— START Items —

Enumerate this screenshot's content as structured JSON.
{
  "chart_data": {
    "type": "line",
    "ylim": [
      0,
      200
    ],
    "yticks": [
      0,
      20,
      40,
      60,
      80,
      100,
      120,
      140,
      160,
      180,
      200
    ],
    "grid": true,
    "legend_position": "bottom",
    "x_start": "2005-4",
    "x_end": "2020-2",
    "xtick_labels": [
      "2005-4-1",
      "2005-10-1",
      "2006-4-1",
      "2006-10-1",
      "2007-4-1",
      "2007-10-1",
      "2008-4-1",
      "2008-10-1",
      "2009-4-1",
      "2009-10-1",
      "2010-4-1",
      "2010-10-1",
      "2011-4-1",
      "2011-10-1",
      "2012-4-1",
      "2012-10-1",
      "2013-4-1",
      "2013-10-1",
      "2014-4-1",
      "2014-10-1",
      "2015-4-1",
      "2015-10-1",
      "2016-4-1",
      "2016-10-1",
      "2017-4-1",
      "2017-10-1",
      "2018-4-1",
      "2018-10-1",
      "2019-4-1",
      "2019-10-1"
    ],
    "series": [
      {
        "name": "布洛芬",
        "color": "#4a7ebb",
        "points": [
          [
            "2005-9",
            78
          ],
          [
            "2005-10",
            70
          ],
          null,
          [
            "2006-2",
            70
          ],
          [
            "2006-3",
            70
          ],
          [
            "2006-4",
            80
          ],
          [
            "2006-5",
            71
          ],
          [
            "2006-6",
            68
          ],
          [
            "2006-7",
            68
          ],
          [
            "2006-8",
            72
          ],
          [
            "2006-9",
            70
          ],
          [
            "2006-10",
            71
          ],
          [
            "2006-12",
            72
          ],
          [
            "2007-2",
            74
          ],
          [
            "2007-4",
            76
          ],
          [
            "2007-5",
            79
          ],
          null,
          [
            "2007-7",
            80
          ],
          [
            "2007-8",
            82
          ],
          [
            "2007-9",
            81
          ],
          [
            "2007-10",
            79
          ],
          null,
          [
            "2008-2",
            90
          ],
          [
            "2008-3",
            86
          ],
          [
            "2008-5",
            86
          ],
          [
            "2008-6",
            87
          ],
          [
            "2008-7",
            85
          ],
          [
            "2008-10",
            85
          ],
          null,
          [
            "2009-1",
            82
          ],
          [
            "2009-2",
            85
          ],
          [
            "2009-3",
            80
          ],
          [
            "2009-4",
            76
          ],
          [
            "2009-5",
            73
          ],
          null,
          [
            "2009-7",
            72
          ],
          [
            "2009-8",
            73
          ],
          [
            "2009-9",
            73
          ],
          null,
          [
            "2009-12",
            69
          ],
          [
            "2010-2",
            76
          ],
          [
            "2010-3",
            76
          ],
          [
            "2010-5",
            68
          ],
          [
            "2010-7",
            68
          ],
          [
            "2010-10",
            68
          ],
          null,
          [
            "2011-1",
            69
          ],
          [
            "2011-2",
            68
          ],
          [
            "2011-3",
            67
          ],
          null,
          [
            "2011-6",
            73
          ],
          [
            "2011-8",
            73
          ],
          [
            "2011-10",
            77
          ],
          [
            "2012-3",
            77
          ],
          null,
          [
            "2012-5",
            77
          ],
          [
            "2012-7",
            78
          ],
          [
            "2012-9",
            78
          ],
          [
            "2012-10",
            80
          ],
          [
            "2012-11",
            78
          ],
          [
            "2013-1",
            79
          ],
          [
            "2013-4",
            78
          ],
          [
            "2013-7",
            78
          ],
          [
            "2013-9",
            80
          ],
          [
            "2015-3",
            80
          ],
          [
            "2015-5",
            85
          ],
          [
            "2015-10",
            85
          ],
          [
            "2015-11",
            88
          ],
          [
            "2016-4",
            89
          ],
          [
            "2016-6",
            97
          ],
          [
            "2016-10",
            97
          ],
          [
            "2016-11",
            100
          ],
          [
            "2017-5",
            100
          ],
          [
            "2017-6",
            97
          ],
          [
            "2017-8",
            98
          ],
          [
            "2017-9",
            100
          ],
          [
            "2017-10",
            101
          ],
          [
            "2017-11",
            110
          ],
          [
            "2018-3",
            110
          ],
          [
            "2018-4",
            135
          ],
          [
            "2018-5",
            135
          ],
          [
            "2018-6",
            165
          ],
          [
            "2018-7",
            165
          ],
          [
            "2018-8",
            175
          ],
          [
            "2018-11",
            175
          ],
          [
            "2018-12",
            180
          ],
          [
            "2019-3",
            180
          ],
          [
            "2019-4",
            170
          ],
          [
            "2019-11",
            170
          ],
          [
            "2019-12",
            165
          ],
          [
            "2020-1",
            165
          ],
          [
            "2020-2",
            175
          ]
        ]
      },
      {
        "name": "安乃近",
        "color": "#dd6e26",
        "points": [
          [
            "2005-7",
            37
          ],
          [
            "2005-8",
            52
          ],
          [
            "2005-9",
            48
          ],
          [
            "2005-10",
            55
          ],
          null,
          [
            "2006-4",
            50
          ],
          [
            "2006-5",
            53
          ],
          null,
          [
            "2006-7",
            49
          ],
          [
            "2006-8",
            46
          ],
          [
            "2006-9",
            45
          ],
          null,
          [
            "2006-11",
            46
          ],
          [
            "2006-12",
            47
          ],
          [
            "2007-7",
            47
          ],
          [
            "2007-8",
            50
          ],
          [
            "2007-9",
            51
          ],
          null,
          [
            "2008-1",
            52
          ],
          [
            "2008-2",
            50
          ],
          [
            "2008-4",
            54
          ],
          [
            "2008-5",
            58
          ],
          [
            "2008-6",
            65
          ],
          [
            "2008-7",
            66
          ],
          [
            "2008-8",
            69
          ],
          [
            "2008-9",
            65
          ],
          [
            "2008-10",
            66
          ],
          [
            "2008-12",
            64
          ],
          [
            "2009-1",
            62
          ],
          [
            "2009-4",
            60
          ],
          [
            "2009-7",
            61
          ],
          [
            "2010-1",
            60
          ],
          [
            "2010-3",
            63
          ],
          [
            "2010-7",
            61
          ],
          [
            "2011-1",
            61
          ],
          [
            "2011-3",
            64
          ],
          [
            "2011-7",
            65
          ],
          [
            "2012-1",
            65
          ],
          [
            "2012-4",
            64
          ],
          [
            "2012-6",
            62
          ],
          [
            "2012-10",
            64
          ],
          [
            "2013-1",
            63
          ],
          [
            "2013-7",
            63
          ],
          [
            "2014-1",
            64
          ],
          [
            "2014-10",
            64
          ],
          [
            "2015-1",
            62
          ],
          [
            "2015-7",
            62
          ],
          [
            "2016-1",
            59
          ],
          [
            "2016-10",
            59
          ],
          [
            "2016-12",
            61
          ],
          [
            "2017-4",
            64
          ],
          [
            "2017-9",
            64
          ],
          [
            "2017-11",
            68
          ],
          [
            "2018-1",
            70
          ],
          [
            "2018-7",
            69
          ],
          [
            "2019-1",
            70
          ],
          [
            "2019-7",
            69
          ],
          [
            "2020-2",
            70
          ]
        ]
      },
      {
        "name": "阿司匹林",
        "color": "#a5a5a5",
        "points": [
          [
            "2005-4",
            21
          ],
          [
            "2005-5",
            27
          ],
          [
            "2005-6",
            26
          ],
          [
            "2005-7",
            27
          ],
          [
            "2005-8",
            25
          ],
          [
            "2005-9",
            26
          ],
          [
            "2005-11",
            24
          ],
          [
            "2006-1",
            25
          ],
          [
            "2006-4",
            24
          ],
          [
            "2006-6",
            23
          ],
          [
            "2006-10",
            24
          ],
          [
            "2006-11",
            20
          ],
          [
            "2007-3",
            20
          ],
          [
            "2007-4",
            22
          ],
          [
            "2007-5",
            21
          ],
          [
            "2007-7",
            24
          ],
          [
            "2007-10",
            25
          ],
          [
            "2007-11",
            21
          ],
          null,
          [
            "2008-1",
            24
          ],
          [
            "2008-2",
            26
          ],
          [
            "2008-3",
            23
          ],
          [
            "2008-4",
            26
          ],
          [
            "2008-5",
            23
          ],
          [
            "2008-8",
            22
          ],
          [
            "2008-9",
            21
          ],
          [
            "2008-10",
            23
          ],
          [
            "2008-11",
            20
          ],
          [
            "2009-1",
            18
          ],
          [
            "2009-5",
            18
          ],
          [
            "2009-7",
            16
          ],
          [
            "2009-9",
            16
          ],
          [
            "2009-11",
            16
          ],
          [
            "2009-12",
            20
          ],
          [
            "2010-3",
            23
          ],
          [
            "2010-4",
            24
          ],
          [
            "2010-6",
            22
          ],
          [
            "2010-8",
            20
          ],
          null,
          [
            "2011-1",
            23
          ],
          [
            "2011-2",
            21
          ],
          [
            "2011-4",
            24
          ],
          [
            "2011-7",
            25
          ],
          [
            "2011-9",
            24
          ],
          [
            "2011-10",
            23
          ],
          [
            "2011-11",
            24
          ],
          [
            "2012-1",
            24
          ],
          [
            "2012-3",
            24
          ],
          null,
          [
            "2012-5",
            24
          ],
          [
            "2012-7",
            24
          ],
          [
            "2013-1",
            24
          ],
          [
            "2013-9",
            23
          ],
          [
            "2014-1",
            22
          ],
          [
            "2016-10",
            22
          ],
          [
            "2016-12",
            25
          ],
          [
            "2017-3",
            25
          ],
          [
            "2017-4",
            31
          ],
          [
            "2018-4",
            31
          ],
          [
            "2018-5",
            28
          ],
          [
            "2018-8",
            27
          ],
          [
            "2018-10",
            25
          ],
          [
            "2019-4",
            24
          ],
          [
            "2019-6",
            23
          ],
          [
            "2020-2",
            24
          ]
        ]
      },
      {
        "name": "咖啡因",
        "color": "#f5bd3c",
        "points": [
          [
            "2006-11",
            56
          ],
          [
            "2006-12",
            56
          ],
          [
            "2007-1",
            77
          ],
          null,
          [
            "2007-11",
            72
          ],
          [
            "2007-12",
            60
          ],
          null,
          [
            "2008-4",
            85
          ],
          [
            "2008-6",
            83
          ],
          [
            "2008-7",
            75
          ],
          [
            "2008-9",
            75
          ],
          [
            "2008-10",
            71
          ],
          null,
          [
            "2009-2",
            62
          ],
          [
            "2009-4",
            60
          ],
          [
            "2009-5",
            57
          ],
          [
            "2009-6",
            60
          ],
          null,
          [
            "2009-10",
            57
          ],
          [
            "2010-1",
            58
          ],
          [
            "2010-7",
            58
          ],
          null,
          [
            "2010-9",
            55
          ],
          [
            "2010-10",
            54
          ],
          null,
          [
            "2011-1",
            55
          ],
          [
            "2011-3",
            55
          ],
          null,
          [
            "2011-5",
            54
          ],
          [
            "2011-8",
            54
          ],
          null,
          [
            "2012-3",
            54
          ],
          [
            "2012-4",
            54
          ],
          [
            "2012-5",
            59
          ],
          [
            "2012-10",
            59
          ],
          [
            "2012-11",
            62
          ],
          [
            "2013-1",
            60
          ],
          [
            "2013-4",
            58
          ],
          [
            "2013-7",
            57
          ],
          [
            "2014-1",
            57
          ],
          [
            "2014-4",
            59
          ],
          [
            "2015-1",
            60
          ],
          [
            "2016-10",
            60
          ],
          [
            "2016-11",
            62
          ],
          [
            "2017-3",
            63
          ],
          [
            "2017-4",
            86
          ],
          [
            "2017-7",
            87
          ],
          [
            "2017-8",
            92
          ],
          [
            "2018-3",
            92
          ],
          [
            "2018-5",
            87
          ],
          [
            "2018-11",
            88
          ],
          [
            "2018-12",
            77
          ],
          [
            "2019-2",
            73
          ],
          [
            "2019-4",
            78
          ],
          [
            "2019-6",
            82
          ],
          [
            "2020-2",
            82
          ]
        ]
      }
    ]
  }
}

— END Items —

* [Work to complete]: Copy each line above containing the string "color".

* [Written answer]:
        "color": "#4a7ebb",
        "color": "#dd6e26",
        "color": "#a5a5a5",
        "color": "#f5bd3c",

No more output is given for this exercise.